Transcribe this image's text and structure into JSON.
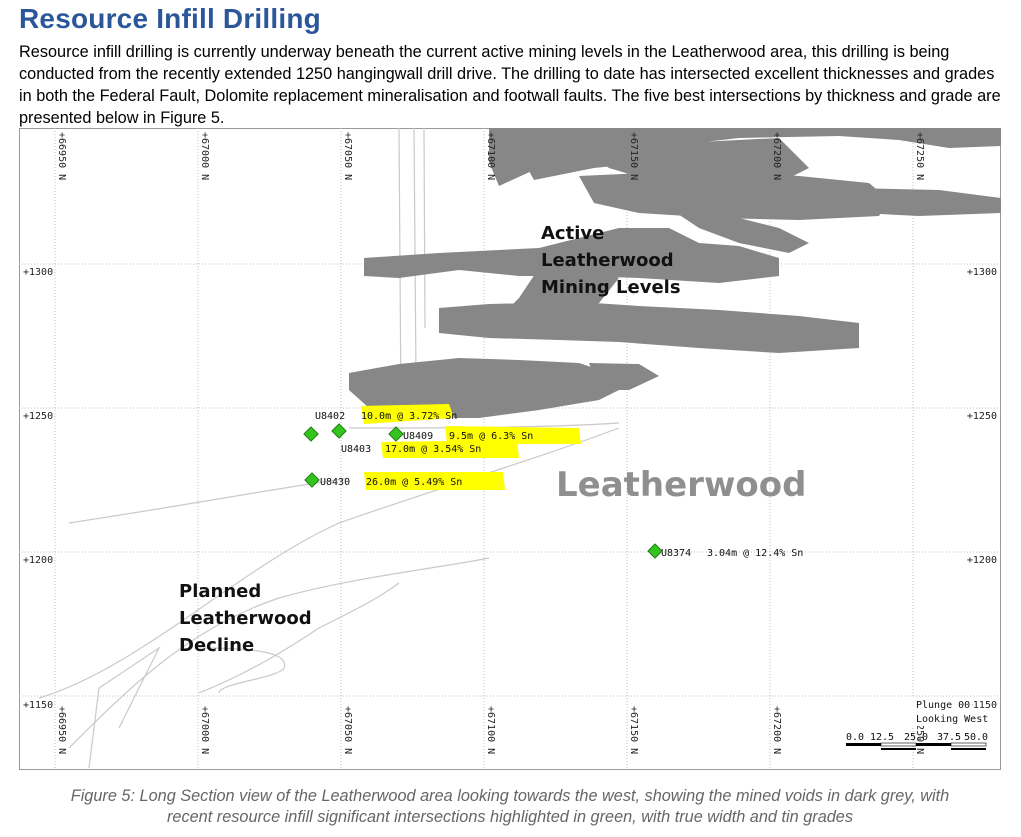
{
  "doc": {
    "title": "Resource Infill Drilling",
    "paragraph": "Resource infill drilling is currently underway beneath the current active mining levels in the Leatherwood area, this drilling is being conducted from the recently extended 1250 hangingwall drill drive. The drilling to date has intersected excellent thicknesses and grades in both the Federal Fault, Dolomite replacement mineralisation and footwall faults. The five best intersections by thickness and grade are presented below in Figure 5.",
    "caption": "Figure 5: Long Section view of the Leatherwood area looking towards the west, showing the mined voids in dark grey, with recent resource infill significant intersections highlighted in green, with true width and tin grades"
  },
  "figure": {
    "northing_labels": [
      "+66950 N",
      "+67000 N",
      "+67050 N",
      "+67100 N",
      "+67150 N",
      "+67200 N",
      "+67250 N"
    ],
    "elevation_labels": [
      "+1300",
      "+1250",
      "+1200",
      "+1150"
    ],
    "annotations": {
      "active_line1": "Active",
      "active_line2": "Leatherwood",
      "active_line3": "Mining Levels",
      "planned_line1": "Planned",
      "planned_line2": "Leatherwood",
      "planned_line3": "Decline",
      "watermark": "Leatherwood"
    },
    "intersections": [
      {
        "hole": "U8402",
        "result": "10.0m  @  3.72% Sn",
        "highlight": true
      },
      {
        "hole": "U8409",
        "result": "9.5m  @  6.3% Sn",
        "highlight": true
      },
      {
        "hole": "U8403",
        "result": "17.0m  @  3.54% Sn",
        "highlight": true
      },
      {
        "hole": "U8430",
        "result": "26.0m  @  5.49% Sn",
        "highlight": true
      },
      {
        "hole": "U8374",
        "result": "3.04m  @  12.4% Sn",
        "highlight": false
      }
    ],
    "view": {
      "plunge": "Plunge 00",
      "direction": "Looking West"
    },
    "scale_labels": [
      "0.0",
      "12.5",
      "25.0",
      "37.5",
      "50.0"
    ],
    "colors": {
      "mined_voids": "#878787",
      "intersection_marker": "#34c41e",
      "highlight": "#ffff00",
      "heading": "#2b579a"
    }
  }
}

# [Set problem]
Without including the pictures, reproduce all entries exactly.

# [The solution]
Transcribe this image's text and structure into JSON.
{
  "doc": {
    "title": "Resource Infill Drilling",
    "paragraph": "Resource infill drilling is currently underway beneath the current active mining levels in the Leatherwood area, this drilling is being conducted from the recently extended 1250 hangingwall drill drive. The drilling to date has intersected excellent thicknesses and grades in both the Federal Fault, Dolomite replacement mineralisation and footwall faults. The five best intersections by thickness and grade are presented below in Figure 5.",
    "caption": "Figure 5: Long Section view of the Leatherwood area looking towards the west, showing the mined voids in dark grey, with recent resource infill significant intersections highlighted in green, with true width and tin grades"
  },
  "figure": {
    "northing_labels": [
      "+66950 N",
      "+67000 N",
      "+67050 N",
      "+67100 N",
      "+67150 N",
      "+67200 N",
      "+67250 N"
    ],
    "elevation_labels": [
      "+1300",
      "+1250",
      "+1200",
      "+1150"
    ],
    "annotations": {
      "active_line1": "Active",
      "active_line2": "Leatherwood",
      "active_line3": "Mining Levels",
      "planned_line1": "Planned",
      "planned_line2": "Leatherwood",
      "planned_line3": "Decline",
      "watermark": "Leatherwood"
    },
    "intersections": [
      {
        "hole": "U8402",
        "result": "10.0m  @  3.72% Sn",
        "highlight": true
      },
      {
        "hole": "U8409",
        "result": "9.5m  @  6.3% Sn",
        "highlight": true
      },
      {
        "hole": "U8403",
        "result": "17.0m  @  3.54% Sn",
        "highlight": true
      },
      {
        "hole": "U8430",
        "result": "26.0m  @  5.49% Sn",
        "highlight": true
      },
      {
        "hole": "U8374",
        "result": "3.04m  @  12.4% Sn",
        "highlight": false
      }
    ],
    "view": {
      "plunge": "Plunge 00",
      "direction": "Looking West"
    },
    "scale_labels": [
      "0.0",
      "12.5",
      "25.0",
      "37.5",
      "50.0"
    ],
    "colors": {
      "mined_voids": "#878787",
      "intersection_marker": "#34c41e",
      "highlight": "#ffff00",
      "heading": "#2b579a"
    }
  }
}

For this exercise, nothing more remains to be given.